Quote the data below in full, minus the images.
# start of Dataset rows
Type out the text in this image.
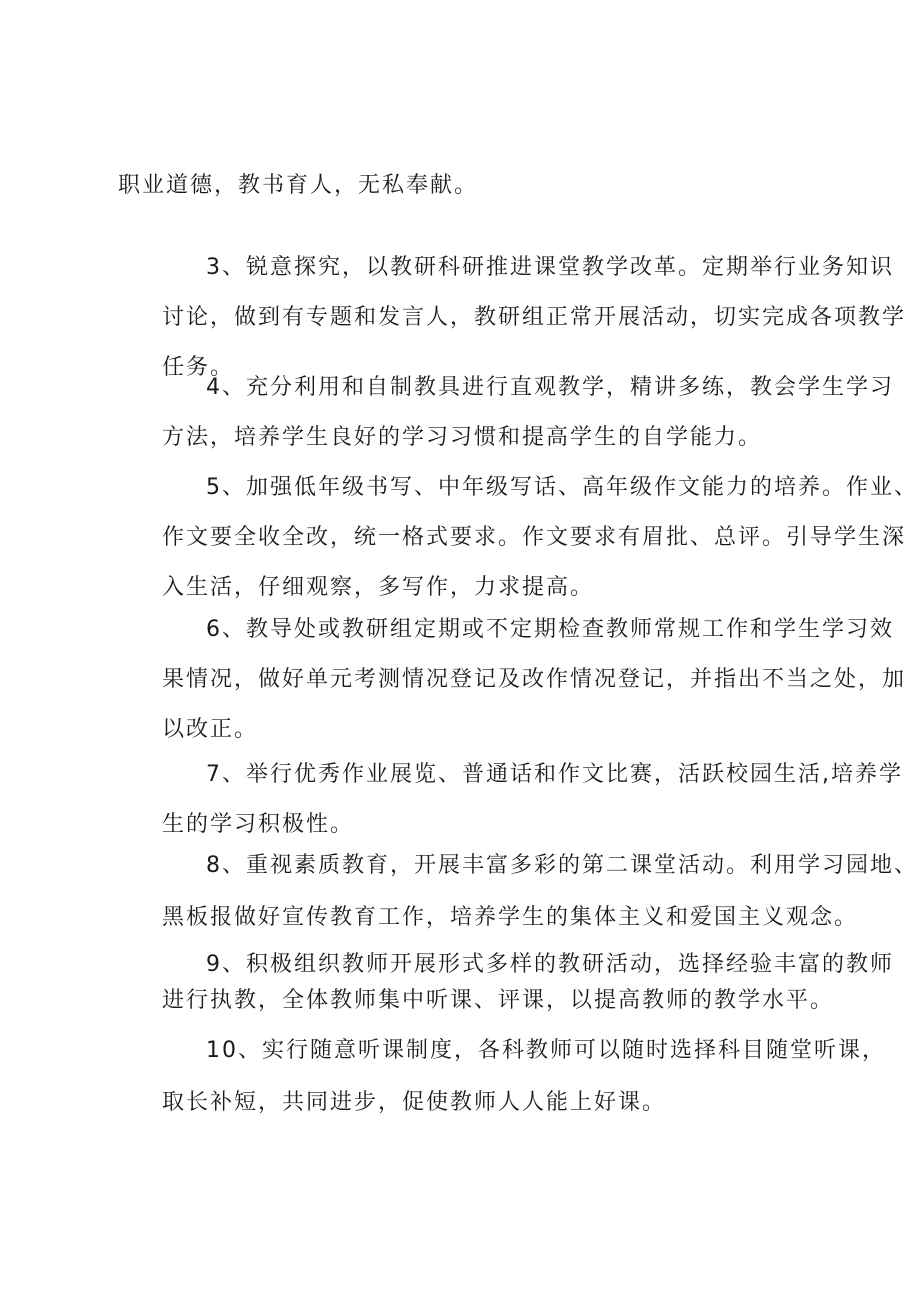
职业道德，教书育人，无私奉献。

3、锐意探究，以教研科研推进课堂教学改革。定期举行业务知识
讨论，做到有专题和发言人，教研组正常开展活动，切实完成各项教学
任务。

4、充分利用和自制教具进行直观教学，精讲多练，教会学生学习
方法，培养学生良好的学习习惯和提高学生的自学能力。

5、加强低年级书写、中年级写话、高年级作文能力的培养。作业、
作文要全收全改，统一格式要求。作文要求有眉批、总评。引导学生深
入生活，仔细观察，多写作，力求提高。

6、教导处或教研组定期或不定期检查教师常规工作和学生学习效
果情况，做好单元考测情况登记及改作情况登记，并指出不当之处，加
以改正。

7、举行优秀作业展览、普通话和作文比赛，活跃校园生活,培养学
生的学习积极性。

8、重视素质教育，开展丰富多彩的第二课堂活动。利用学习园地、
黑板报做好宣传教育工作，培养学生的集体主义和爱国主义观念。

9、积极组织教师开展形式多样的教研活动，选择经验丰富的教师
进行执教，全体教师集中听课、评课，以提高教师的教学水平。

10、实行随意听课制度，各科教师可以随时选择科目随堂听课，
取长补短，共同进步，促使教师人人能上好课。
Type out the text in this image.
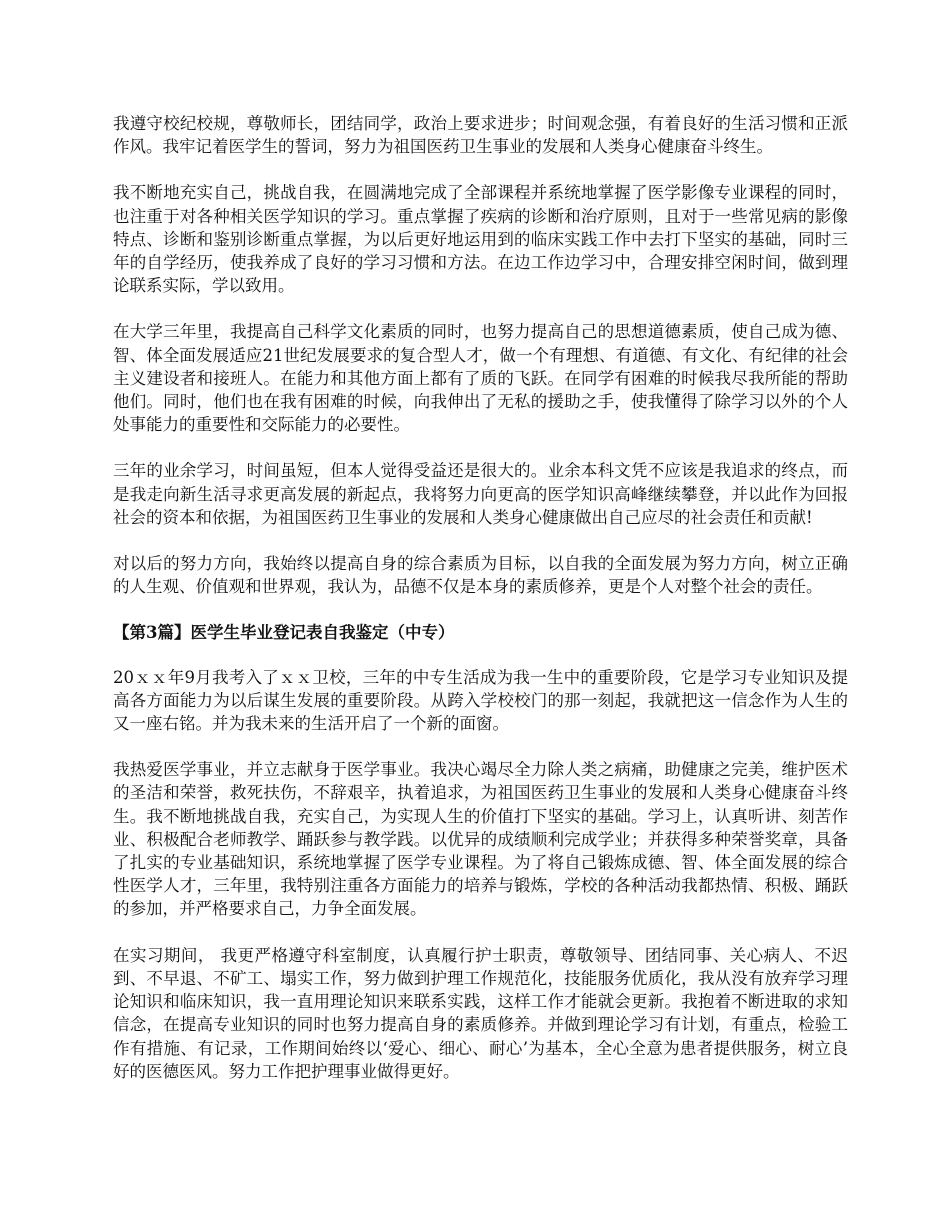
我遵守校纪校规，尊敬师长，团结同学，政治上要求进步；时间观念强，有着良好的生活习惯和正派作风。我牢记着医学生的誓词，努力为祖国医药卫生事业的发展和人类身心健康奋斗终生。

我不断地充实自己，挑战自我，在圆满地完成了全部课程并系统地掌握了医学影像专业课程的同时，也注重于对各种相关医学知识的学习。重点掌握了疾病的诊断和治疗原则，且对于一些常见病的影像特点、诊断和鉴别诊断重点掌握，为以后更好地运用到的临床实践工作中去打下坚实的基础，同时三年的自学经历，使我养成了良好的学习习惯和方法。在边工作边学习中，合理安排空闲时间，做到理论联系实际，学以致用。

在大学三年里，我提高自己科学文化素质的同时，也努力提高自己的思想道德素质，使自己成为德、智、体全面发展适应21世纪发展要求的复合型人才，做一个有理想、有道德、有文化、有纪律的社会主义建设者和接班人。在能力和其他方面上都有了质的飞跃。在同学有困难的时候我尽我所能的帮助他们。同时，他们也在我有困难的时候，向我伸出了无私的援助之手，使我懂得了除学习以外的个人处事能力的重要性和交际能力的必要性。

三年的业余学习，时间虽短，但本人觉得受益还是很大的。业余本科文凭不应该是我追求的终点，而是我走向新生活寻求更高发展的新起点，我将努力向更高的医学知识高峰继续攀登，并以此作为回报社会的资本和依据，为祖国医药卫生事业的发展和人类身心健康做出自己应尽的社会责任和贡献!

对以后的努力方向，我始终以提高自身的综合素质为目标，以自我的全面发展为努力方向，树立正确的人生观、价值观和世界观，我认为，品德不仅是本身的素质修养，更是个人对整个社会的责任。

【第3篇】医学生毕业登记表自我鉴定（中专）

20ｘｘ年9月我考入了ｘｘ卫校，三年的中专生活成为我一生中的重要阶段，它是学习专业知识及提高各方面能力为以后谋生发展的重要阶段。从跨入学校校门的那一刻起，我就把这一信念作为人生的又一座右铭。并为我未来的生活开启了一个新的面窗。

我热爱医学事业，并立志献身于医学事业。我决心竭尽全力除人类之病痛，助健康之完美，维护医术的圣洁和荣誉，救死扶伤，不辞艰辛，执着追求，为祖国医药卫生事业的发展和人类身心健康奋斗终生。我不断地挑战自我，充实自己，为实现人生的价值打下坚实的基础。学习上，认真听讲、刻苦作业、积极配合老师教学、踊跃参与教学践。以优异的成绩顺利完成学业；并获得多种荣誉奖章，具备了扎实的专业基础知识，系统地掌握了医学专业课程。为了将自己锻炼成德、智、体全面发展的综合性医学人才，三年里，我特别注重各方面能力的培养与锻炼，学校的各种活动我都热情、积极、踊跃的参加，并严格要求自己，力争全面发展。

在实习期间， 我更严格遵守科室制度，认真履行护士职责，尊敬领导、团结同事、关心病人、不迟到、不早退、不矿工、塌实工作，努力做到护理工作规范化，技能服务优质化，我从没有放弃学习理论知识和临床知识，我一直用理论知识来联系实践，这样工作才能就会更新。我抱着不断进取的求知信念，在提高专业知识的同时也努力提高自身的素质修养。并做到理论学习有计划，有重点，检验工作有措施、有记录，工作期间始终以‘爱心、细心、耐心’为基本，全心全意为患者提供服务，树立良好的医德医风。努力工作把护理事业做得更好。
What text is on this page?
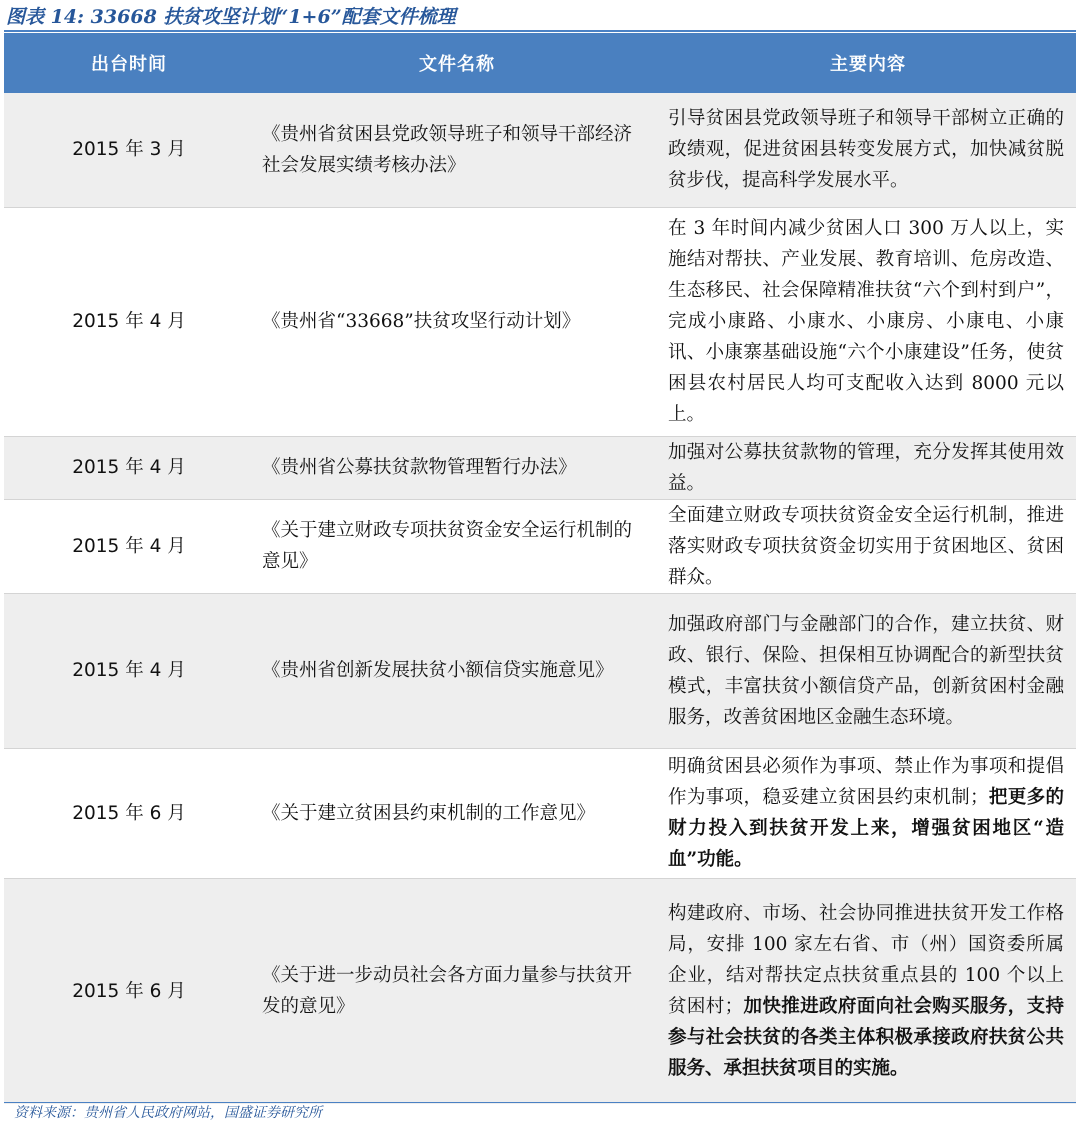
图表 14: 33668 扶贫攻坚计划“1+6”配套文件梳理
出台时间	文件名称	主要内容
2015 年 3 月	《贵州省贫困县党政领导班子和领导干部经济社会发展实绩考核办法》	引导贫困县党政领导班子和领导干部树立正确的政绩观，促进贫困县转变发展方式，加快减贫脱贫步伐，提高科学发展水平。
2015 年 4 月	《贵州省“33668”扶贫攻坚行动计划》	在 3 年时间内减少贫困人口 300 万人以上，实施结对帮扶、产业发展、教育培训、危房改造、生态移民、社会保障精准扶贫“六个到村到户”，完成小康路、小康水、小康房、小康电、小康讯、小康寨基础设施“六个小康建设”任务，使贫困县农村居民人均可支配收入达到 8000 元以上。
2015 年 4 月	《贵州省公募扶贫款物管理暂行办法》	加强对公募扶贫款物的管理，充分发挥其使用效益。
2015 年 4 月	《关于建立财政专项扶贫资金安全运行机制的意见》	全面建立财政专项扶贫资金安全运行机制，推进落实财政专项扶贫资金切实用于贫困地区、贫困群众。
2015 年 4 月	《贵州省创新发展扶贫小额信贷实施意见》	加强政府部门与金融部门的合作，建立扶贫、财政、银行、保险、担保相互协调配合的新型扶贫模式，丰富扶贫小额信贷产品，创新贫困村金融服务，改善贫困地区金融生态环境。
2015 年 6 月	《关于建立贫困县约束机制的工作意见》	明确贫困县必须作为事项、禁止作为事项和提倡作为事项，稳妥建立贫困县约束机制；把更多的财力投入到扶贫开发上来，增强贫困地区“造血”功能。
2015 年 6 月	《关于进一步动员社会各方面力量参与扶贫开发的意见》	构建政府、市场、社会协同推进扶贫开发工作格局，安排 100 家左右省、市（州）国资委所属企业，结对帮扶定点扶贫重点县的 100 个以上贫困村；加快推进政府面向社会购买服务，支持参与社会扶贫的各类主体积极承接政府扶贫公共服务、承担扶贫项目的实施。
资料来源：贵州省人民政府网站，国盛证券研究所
# end of Dataset rows
- _Solution to this task_:
Type out the text in this image.
职业道德，教书育人，无私奉献。

3、锐意探究，以教研科研推进课堂教学改革。定期举行业务知识
讨论，做到有专题和发言人，教研组正常开展活动，切实完成各项教学
任务。

4、充分利用和自制教具进行直观教学，精讲多练，教会学生学习
方法，培养学生良好的学习习惯和提高学生的自学能力。

5、加强低年级书写、中年级写话、高年级作文能力的培养。作业、
作文要全收全改，统一格式要求。作文要求有眉批、总评。引导学生深
入生活，仔细观察，多写作，力求提高。

6、教导处或教研组定期或不定期检查教师常规工作和学生学习效
果情况，做好单元考测情况登记及改作情况登记，并指出不当之处，加
以改正。

7、举行优秀作业展览、普通话和作文比赛，活跃校园生活,培养学
生的学习积极性。

8、重视素质教育，开展丰富多彩的第二课堂活动。利用学习园地、
黑板报做好宣传教育工作，培养学生的集体主义和爱国主义观念。

9、积极组织教师开展形式多样的教研活动，选择经验丰富的教师
进行执教，全体教师集中听课、评课，以提高教师的教学水平。

10、实行随意听课制度，各科教师可以随时选择科目随堂听课，
取长补短，共同进步，促使教师人人能上好课。
Type out the text in this image.
我遵守校纪校规，尊敬师长，团结同学，政治上要求进步；时间观念强，有着良好的生活习惯和正派作风。我牢记着医学生的誓词，努力为祖国医药卫生事业的发展和人类身心健康奋斗终生。

我不断地充实自己，挑战自我，在圆满地完成了全部课程并系统地掌握了医学影像专业课程的同时，也注重于对各种相关医学知识的学习。重点掌握了疾病的诊断和治疗原则，且对于一些常见病的影像特点、诊断和鉴别诊断重点掌握，为以后更好地运用到的临床实践工作中去打下坚实的基础，同时三年的自学经历，使我养成了良好的学习习惯和方法。在边工作边学习中，合理安排空闲时间，做到理论联系实际，学以致用。

在大学三年里，我提高自己科学文化素质的同时，也努力提高自己的思想道德素质，使自己成为德、智、体全面发展适应21世纪发展要求的复合型人才，做一个有理想、有道德、有文化、有纪律的社会主义建设者和接班人。在能力和其他方面上都有了质的飞跃。在同学有困难的时候我尽我所能的帮助他们。同时，他们也在我有困难的时候，向我伸出了无私的援助之手，使我懂得了除学习以外的个人处事能力的重要性和交际能力的必要性。

三年的业余学习，时间虽短，但本人觉得受益还是很大的。业余本科文凭不应该是我追求的终点，而是我走向新生活寻求更高发展的新起点，我将努力向更高的医学知识高峰继续攀登，并以此作为回报社会的资本和依据，为祖国医药卫生事业的发展和人类身心健康做出自己应尽的社会责任和贡献!

对以后的努力方向，我始终以提高自身的综合素质为目标，以自我的全面发展为努力方向，树立正确的人生观、价值观和世界观，我认为，品德不仅是本身的素质修养，更是个人对整个社会的责任。

【第3篇】医学生毕业登记表自我鉴定（中专）

20ｘｘ年9月我考入了ｘｘ卫校，三年的中专生活成为我一生中的重要阶段，它是学习专业知识及提高各方面能力为以后谋生发展的重要阶段。从跨入学校校门的那一刻起，我就把这一信念作为人生的又一座右铭。并为我未来的生活开启了一个新的面窗。

我热爱医学事业，并立志献身于医学事业。我决心竭尽全力除人类之病痛，助健康之完美，维护医术的圣洁和荣誉，救死扶伤，不辞艰辛，执着追求，为祖国医药卫生事业的发展和人类身心健康奋斗终生。我不断地挑战自我，充实自己，为实现人生的价值打下坚实的基础。学习上，认真听讲、刻苦作业、积极配合老师教学、踊跃参与教学践。以优异的成绩顺利完成学业；并获得多种荣誉奖章，具备了扎实的专业基础知识，系统地掌握了医学专业课程。为了将自己锻炼成德、智、体全面发展的综合性医学人才，三年里，我特别注重各方面能力的培养与锻炼，学校的各种活动我都热情、积极、踊跃的参加，并严格要求自己，力争全面发展。

在实习期间， 我更严格遵守科室制度，认真履行护士职责，尊敬领导、团结同事、关心病人、不迟到、不早退、不矿工、塌实工作，努力做到护理工作规范化，技能服务优质化，我从没有放弃学习理论知识和临床知识，我一直用理论知识来联系实践，这样工作才能就会更新。我抱着不断进取的求知信念，在提高专业知识的同时也努力提高自身的素质修养。并做到理论学习有计划，有重点，检验工作有措施、有记录，工作期间始终以‘爱心、细心、耐心’为基本，全心全意为患者提供服务，树立良好的医德医风。努力工作把护理事业做得更好。
What text is on this page?
图表 14: 33668 扶贫攻坚计划“1+6”配套文件梳理
出台时间	文件名称	主要内容
2015 年 3 月	《贵州省贫困县党政领导班子和领导干部经济社会发展实绩考核办法》	引导贫困县党政领导班子和领导干部树立正确的政绩观，促进贫困县转变发展方式，加快减贫脱贫步伐，提高科学发展水平。
2015 年 4 月	《贵州省“33668”扶贫攻坚行动计划》	在 3 年时间内减少贫困人口 300 万人以上，实施结对帮扶、产业发展、教育培训、危房改造、生态移民、社会保障精准扶贫“六个到村到户”，完成小康路、小康水、小康房、小康电、小康讯、小康寨基础设施“六个小康建设”任务，使贫困县农村居民人均可支配收入达到 8000 元以上。
2015 年 4 月	《贵州省公募扶贫款物管理暂行办法》	加强对公募扶贫款物的管理，充分发挥其使用效益。
2015 年 4 月	《关于建立财政专项扶贫资金安全运行机制的意见》	全面建立财政专项扶贫资金安全运行机制，推进落实财政专项扶贫资金切实用于贫困地区、贫困群众。
2015 年 4 月	《贵州省创新发展扶贫小额信贷实施意见》	加强政府部门与金融部门的合作，建立扶贫、财政、银行、保险、担保相互协调配合的新型扶贫模式，丰富扶贫小额信贷产品，创新贫困村金融服务，改善贫困地区金融生态环境。
2015 年 6 月	《关于建立贫困县约束机制的工作意见》	明确贫困县必须作为事项、禁止作为事项和提倡作为事项，稳妥建立贫困县约束机制；把更多的财力投入到扶贫开发上来，增强贫困地区“造血”功能。
2015 年 6 月	《关于进一步动员社会各方面力量参与扶贫开发的意见》	构建政府、市场、社会协同推进扶贫开发工作格局，安排 100 家左右省、市（州）国资委所属企业，结对帮扶定点扶贫重点县的 100 个以上贫困村；加快推进政府面向社会购买服务，支持参与社会扶贫的各类主体积极承接政府扶贫公共服务、承担扶贫项目的实施。
资料来源：贵州省人民政府网站，国盛证券研究所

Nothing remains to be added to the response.